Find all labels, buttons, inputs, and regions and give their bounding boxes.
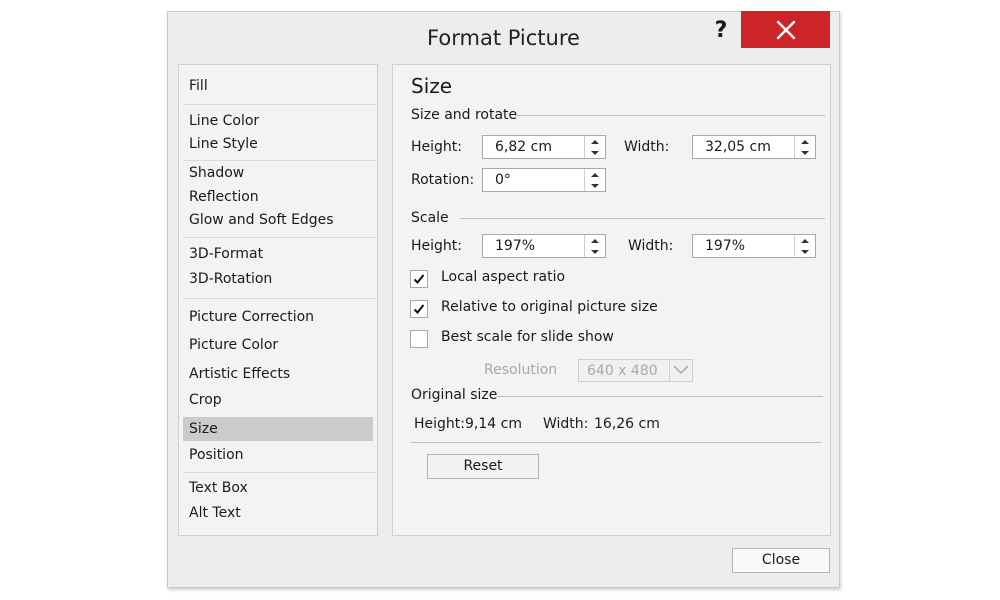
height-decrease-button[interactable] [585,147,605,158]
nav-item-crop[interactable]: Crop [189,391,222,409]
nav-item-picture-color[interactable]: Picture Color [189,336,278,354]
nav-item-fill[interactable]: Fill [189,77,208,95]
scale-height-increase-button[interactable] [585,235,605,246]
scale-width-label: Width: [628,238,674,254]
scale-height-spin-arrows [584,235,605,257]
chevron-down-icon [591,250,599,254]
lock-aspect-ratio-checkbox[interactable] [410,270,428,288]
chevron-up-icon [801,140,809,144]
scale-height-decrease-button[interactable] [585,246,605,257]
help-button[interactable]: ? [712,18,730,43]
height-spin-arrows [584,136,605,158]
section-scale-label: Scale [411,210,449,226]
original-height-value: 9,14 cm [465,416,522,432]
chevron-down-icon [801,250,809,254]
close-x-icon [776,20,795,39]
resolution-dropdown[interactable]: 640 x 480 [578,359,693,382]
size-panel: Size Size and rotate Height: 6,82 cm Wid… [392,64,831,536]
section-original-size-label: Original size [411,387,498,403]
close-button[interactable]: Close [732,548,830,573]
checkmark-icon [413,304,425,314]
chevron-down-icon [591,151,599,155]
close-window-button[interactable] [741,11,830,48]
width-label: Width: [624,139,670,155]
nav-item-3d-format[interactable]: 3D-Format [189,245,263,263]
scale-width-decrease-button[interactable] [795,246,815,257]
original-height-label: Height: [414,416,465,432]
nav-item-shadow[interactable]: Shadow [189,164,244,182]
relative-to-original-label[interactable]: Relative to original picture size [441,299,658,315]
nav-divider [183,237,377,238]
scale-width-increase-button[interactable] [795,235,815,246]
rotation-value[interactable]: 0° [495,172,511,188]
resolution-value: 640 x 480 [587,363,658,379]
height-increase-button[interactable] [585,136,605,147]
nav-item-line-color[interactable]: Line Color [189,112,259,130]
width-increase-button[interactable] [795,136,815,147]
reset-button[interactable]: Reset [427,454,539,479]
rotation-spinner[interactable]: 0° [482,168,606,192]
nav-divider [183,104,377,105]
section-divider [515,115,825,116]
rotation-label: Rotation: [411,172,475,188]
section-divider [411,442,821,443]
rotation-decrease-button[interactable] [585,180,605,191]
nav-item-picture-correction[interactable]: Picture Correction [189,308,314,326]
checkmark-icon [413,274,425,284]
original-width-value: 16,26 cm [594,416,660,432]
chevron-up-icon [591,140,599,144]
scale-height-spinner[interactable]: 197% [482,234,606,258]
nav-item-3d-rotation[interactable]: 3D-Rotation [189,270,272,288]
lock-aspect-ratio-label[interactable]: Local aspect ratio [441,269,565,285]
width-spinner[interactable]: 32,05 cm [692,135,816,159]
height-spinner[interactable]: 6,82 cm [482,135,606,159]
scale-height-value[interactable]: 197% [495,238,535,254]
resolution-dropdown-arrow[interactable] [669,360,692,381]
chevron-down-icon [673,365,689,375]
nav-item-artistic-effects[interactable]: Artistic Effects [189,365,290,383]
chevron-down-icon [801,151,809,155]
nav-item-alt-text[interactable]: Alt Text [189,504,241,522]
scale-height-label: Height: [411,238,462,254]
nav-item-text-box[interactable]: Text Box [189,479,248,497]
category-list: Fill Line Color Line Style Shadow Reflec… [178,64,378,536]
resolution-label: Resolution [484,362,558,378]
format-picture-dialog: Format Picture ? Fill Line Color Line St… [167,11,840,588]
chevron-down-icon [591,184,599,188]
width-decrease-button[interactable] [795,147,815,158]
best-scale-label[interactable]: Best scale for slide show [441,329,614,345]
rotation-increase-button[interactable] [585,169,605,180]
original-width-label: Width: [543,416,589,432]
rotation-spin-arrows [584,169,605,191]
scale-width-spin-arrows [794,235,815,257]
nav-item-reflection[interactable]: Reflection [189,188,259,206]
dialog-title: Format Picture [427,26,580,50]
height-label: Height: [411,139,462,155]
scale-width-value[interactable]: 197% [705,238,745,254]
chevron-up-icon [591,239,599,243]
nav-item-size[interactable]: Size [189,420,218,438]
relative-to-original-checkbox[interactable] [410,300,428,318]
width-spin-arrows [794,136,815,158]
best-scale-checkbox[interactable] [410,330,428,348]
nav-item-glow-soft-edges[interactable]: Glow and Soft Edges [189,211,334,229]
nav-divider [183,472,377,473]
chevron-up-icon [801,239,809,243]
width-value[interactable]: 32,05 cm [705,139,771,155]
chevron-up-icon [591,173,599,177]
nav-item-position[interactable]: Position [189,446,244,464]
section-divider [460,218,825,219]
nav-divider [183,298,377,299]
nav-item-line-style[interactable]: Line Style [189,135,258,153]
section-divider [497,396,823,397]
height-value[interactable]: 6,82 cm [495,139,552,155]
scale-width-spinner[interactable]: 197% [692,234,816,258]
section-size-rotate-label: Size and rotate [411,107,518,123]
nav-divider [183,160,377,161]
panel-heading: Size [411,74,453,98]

══════════

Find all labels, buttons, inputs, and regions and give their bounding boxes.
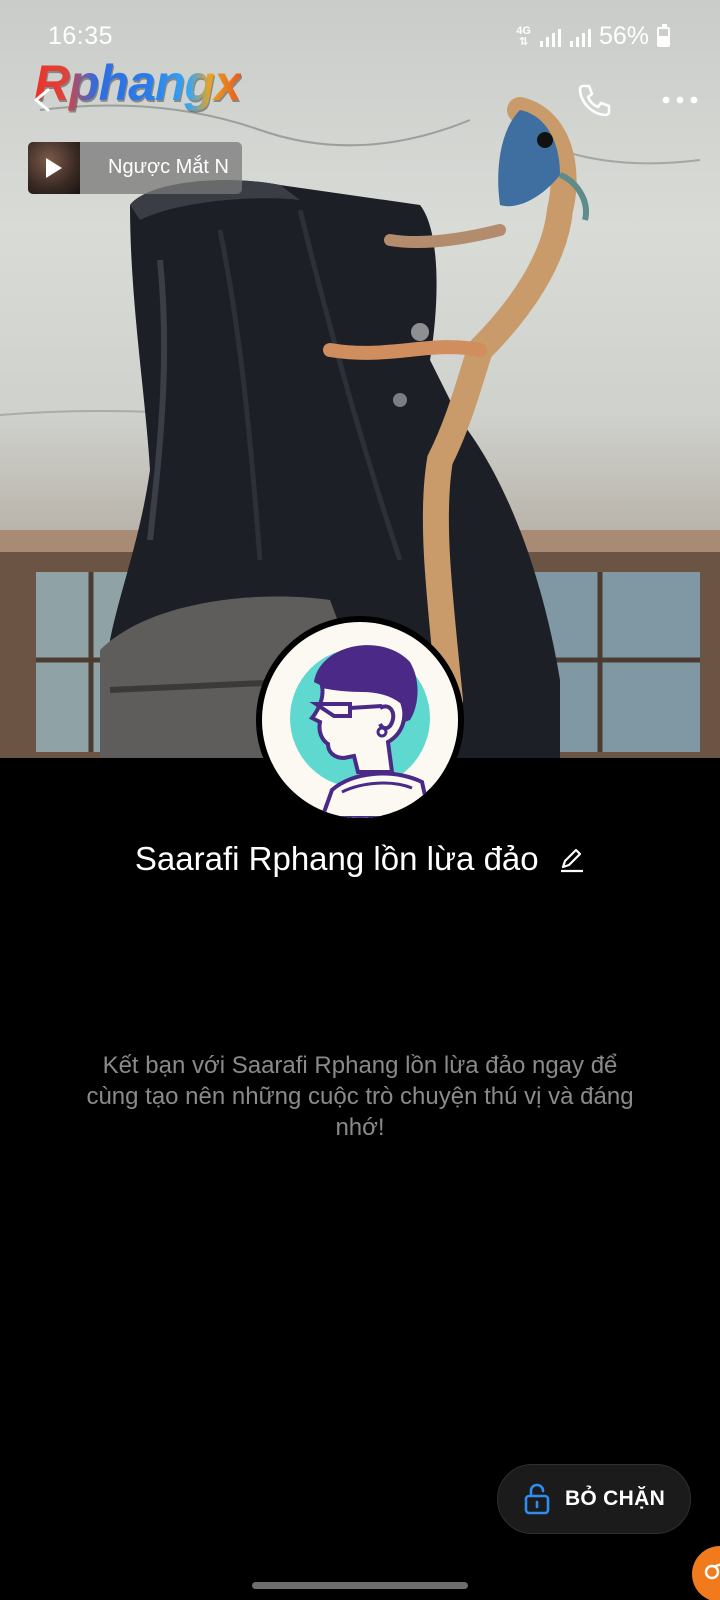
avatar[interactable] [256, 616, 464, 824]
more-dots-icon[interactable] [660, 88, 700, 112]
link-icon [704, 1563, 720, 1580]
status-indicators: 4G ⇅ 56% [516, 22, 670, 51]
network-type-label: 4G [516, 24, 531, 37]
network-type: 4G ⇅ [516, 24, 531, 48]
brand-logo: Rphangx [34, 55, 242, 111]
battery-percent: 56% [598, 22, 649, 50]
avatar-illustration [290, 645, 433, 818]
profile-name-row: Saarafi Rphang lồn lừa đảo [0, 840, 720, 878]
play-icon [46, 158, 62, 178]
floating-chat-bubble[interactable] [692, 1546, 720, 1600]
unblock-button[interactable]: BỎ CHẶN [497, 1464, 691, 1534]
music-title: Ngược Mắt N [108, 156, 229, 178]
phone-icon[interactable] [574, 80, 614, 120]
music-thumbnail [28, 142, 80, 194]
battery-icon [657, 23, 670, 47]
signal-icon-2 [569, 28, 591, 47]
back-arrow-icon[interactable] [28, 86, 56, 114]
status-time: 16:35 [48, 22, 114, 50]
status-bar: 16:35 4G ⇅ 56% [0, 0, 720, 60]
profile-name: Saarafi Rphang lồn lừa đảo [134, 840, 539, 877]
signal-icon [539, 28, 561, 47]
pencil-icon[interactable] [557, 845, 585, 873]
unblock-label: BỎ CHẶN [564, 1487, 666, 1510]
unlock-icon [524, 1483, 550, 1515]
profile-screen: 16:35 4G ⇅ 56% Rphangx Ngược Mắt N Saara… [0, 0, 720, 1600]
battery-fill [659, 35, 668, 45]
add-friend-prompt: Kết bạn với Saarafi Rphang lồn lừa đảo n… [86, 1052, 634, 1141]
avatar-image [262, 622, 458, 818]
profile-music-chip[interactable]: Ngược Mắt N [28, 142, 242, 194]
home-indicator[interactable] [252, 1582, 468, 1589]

══════════

Put the entries from the line with "height-decrease-button[interactable] [585,147,605,158]" to the line with "chevron-down-icon [591,151,599,155]" into a numbered list, including both of those lines and omitting blank lines.

--- Response ---
1. height-decrease-button[interactable] [585,147,605,158]
2. nav-item-crop[interactable]: Crop [189,391,222,409]
3. nav-item-picture-color[interactable]: Picture Color [189,336,278,354]
4. nav-item-fill[interactable]: Fill [189,77,208,95]
5. scale-height-increase-button[interactable] [585,235,605,246]
6. scale-width-label: Width: [628,238,674,254]
7. scale-height-spin-arrows [584,235,605,257]
8. chevron-down-icon [591,250,599,254]
9. lock-aspect-ratio-checkbox[interactable] [410,270,428,288]
10. chevron-up-icon [801,140,809,144]
11. scale-height-decrease-button[interactable] [585,246,605,257]
12. help-button[interactable]: ? [712,18,730,43]
13. height-spin-arrows [584,136,605,158]
14. section-scale-label: Scale [411,210,449,226]
15. original-height-value: 9,14 cm [465,416,522,432]
16. chevron-down-icon [801,250,809,254]
17. close-x-icon [776,20,795,39]
18. resolution-dropdown[interactable]: 640 x 480 [578,359,693,382]
19. size-panel: Size Size and rotate Height: 6,82 cm Wid… [392,64,831,536]
20. section-original-size-label: Original size [411,387,498,403]
21. close-button[interactable]: Close [732,548,830,573]
22. checkmark-icon [413,304,425,314]
23. chevron-down-icon [591,151,599,155]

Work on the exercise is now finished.